TASK STATEMENT. Reproduce the following records with "x-tick-label" swapped for "x-axis-tick" in every place it occurs. Leave all other text unchanged.

Records from a dataset.
— BEGIN —

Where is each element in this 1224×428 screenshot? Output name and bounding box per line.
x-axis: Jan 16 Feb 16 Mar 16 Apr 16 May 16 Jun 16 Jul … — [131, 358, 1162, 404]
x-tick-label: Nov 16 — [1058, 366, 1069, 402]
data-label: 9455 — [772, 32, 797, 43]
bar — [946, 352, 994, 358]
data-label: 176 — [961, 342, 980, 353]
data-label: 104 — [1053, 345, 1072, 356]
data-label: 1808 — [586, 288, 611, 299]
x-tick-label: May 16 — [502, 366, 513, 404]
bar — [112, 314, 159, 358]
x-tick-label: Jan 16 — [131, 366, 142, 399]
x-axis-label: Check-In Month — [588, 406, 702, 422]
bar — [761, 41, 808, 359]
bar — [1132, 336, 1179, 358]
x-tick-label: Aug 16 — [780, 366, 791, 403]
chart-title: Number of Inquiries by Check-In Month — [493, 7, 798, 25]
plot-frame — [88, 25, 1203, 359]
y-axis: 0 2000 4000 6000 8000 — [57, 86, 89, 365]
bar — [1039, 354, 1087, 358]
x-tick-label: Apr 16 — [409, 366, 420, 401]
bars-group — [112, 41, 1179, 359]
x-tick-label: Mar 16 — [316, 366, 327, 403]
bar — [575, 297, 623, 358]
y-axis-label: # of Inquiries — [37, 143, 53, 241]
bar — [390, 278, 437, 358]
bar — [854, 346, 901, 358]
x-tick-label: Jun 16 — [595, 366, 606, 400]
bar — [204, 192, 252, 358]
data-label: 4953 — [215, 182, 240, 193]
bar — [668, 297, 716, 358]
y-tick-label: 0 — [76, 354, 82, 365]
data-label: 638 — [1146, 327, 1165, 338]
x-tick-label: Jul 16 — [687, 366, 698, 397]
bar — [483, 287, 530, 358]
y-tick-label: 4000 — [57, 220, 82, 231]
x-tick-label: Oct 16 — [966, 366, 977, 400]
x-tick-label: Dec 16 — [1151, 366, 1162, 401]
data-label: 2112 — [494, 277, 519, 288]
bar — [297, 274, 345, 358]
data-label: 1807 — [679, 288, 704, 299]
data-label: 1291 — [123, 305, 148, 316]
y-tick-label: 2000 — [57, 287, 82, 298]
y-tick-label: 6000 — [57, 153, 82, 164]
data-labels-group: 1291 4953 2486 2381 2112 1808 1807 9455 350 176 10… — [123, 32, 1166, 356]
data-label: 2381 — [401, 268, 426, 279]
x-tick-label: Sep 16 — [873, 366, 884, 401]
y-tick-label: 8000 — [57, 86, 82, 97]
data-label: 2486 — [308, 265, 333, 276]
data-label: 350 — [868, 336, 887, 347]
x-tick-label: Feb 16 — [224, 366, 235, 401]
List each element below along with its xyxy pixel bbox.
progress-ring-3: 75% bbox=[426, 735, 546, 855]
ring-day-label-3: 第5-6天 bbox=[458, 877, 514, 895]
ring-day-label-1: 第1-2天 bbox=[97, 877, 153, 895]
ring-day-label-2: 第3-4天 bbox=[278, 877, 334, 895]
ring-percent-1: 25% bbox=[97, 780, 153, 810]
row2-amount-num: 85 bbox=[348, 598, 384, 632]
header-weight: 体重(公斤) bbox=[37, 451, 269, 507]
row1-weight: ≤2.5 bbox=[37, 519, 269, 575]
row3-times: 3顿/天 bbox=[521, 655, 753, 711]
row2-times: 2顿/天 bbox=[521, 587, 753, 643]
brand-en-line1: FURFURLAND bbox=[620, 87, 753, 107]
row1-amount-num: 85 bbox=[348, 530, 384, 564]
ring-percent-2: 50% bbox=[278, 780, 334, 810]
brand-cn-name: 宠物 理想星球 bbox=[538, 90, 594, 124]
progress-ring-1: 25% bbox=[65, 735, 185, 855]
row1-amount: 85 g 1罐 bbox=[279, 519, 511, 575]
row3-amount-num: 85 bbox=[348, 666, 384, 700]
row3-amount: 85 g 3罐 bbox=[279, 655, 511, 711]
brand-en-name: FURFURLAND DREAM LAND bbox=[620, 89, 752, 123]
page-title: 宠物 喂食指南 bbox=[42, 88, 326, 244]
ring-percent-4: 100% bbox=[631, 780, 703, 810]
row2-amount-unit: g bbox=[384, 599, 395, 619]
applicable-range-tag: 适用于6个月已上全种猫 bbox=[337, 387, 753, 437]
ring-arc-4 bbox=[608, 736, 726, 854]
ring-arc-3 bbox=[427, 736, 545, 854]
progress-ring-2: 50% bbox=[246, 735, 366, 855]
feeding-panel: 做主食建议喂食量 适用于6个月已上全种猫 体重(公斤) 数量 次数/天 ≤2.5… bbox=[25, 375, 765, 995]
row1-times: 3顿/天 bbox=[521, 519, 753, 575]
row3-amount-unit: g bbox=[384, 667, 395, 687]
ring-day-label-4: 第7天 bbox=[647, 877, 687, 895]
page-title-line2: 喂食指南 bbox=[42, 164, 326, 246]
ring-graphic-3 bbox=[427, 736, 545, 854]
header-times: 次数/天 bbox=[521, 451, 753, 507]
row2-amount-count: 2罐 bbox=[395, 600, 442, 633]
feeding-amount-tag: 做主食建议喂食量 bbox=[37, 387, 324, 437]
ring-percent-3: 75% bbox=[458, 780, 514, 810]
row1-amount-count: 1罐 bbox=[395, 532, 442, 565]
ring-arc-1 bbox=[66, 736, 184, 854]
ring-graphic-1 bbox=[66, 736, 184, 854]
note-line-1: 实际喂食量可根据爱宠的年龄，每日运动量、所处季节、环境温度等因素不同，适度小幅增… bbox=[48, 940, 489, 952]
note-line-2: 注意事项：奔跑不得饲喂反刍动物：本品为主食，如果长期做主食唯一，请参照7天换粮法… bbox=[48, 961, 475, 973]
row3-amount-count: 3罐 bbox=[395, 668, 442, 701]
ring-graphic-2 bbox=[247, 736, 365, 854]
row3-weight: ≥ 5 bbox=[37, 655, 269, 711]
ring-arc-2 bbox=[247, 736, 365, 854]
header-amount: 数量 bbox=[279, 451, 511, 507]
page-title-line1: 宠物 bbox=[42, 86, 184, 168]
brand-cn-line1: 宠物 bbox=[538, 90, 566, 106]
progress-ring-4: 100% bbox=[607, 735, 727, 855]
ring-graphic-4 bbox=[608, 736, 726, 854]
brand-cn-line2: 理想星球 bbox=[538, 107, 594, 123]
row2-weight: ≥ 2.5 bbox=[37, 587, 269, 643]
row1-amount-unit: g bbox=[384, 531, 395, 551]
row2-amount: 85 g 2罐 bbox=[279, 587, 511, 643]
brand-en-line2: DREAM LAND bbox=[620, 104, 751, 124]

— END —

RESULT OF THE TASK.
Where is each element in this 1224×428 screenshot? Output name and bounding box per line.
x-axis: Jan 16 Feb 16 Mar 16 Apr 16 May 16 Jun 16 Jul … — [131, 358, 1162, 404]
x-axis-tick: Nov 16 — [1058, 366, 1069, 402]
data-label: 9455 — [772, 32, 797, 43]
bar — [946, 352, 994, 358]
data-label: 176 — [961, 342, 980, 353]
data-label: 104 — [1053, 345, 1072, 356]
data-label: 1808 — [586, 288, 611, 299]
x-axis-tick: May 16 — [502, 366, 513, 404]
bar — [112, 314, 159, 358]
x-axis-tick: Jan 16 — [131, 366, 142, 399]
x-axis-label: Check-In Month — [588, 406, 702, 422]
bar — [761, 41, 808, 359]
bar — [1132, 336, 1179, 358]
x-axis-tick: Aug 16 — [780, 366, 791, 403]
chart-title: Number of Inquiries by Check-In Month — [493, 7, 798, 25]
plot-frame — [88, 25, 1203, 359]
y-axis: 0 2000 4000 6000 8000 — [57, 86, 89, 365]
bar — [1039, 354, 1087, 358]
x-axis-tick: Apr 16 — [409, 366, 420, 401]
bars-group — [112, 41, 1179, 359]
x-axis-tick: Mar 16 — [316, 366, 327, 403]
bar — [575, 297, 623, 358]
y-axis-label: # of Inquiries — [37, 143, 53, 241]
bar — [390, 278, 437, 358]
bar — [854, 346, 901, 358]
x-axis-tick: Jun 16 — [595, 366, 606, 400]
bar — [204, 192, 252, 358]
data-label: 4953 — [215, 182, 240, 193]
bar — [668, 297, 716, 358]
y-tick-label: 0 — [76, 354, 82, 365]
data-label: 638 — [1146, 327, 1165, 338]
x-axis-tick: Jul 16 — [687, 366, 698, 397]
bar — [483, 287, 530, 358]
y-tick-label: 4000 — [57, 220, 82, 231]
x-axis-tick: Oct 16 — [966, 366, 977, 400]
x-axis-tick: Dec 16 — [1151, 366, 1162, 401]
data-label: 2112 — [494, 277, 519, 288]
bar — [297, 274, 345, 358]
data-label: 1807 — [679, 288, 704, 299]
data-label: 1291 — [123, 305, 148, 316]
y-tick-label: 2000 — [57, 287, 82, 298]
y-tick-label: 6000 — [57, 153, 82, 164]
data-labels-group: 1291 4953 2486 2381 2112 1808 1807 9455 350 176 10… — [123, 32, 1166, 356]
data-label: 2381 — [401, 268, 426, 279]
x-axis-tick: Sep 16 — [873, 366, 884, 401]
y-tick-label: 8000 — [57, 86, 82, 97]
data-label: 2486 — [308, 265, 333, 276]
data-label: 350 — [868, 336, 887, 347]
x-axis-tick: Feb 16 — [224, 366, 235, 401]
List each element below along with its xyxy pixel bbox.
progress-ring-3: 75% bbox=[426, 735, 546, 855]
ring-day-label-3: 第5-6天 bbox=[458, 877, 514, 895]
ring-day-label-1: 第1-2天 bbox=[97, 877, 153, 895]
ring-day-label-2: 第3-4天 bbox=[278, 877, 334, 895]
ring-percent-1: 25% bbox=[97, 780, 153, 810]
row2-amount-num: 85 bbox=[348, 598, 384, 632]
header-weight: 体重(公斤) bbox=[37, 451, 269, 507]
row1-weight: ≤2.5 bbox=[37, 519, 269, 575]
row3-times: 3顿/天 bbox=[521, 655, 753, 711]
row2-times: 2顿/天 bbox=[521, 587, 753, 643]
brand-en-line1: FURFURLAND bbox=[620, 87, 753, 107]
row1-amount-num: 85 bbox=[348, 530, 384, 564]
ring-percent-2: 50% bbox=[278, 780, 334, 810]
brand-cn-name: 宠物 理想星球 bbox=[538, 90, 594, 124]
progress-ring-1: 25% bbox=[65, 735, 185, 855]
row1-amount: 85 g 1罐 bbox=[279, 519, 511, 575]
row3-amount-num: 85 bbox=[348, 666, 384, 700]
row3-amount: 85 g 3罐 bbox=[279, 655, 511, 711]
brand-en-name: FURFURLAND DREAM LAND bbox=[620, 89, 752, 123]
page-title: 宠物 喂食指南 bbox=[42, 88, 326, 244]
ring-percent-4: 100% bbox=[631, 780, 703, 810]
row2-amount-unit: g bbox=[384, 599, 395, 619]
applicable-range-tag: 适用于6个月已上全种猫 bbox=[337, 387, 753, 437]
ring-arc-4 bbox=[608, 736, 726, 854]
ring-arc-3 bbox=[427, 736, 545, 854]
progress-ring-2: 50% bbox=[246, 735, 366, 855]
feeding-panel: 做主食建议喂食量 适用于6个月已上全种猫 体重(公斤) 数量 次数/天 ≤2.5… bbox=[25, 375, 765, 995]
row1-times: 3顿/天 bbox=[521, 519, 753, 575]
row3-amount-unit: g bbox=[384, 667, 395, 687]
ring-day-label-4: 第7天 bbox=[647, 877, 687, 895]
page-title-line2: 喂食指南 bbox=[42, 164, 326, 246]
ring-graphic-3 bbox=[427, 736, 545, 854]
header-times: 次数/天 bbox=[521, 451, 753, 507]
row2-amount-count: 2罐 bbox=[395, 600, 442, 633]
feeding-amount-tag: 做主食建议喂食量 bbox=[37, 387, 324, 437]
ring-percent-3: 75% bbox=[458, 780, 514, 810]
row1-amount-count: 1罐 bbox=[395, 532, 442, 565]
ring-arc-1 bbox=[66, 736, 184, 854]
ring-graphic-1 bbox=[66, 736, 184, 854]
note-line-1: 实际喂食量可根据爱宠的年龄，每日运动量、所处季节、环境温度等因素不同，适度小幅增… bbox=[48, 940, 489, 952]
note-line-2: 注意事项：奔跑不得饲喂反刍动物：本品为主食，如果长期做主食唯一，请参照7天换粮法… bbox=[48, 961, 475, 973]
row3-amount-count: 3罐 bbox=[395, 668, 442, 701]
ring-graphic-2 bbox=[247, 736, 365, 854]
row3-weight: ≥ 5 bbox=[37, 655, 269, 711]
ring-arc-2 bbox=[247, 736, 365, 854]
header-amount: 数量 bbox=[279, 451, 511, 507]
page-title-line1: 宠物 bbox=[42, 86, 184, 168]
brand-cn-line1: 宠物 bbox=[538, 90, 566, 106]
progress-ring-4: 100% bbox=[607, 735, 727, 855]
ring-graphic-4 bbox=[608, 736, 726, 854]
brand-cn-line2: 理想星球 bbox=[538, 107, 594, 123]
row2-weight: ≥ 2.5 bbox=[37, 587, 269, 643]
row1-amount-unit: g bbox=[384, 531, 395, 551]
row2-amount: 85 g 2罐 bbox=[279, 587, 511, 643]
brand-en-line2: DREAM LAND bbox=[620, 104, 751, 124]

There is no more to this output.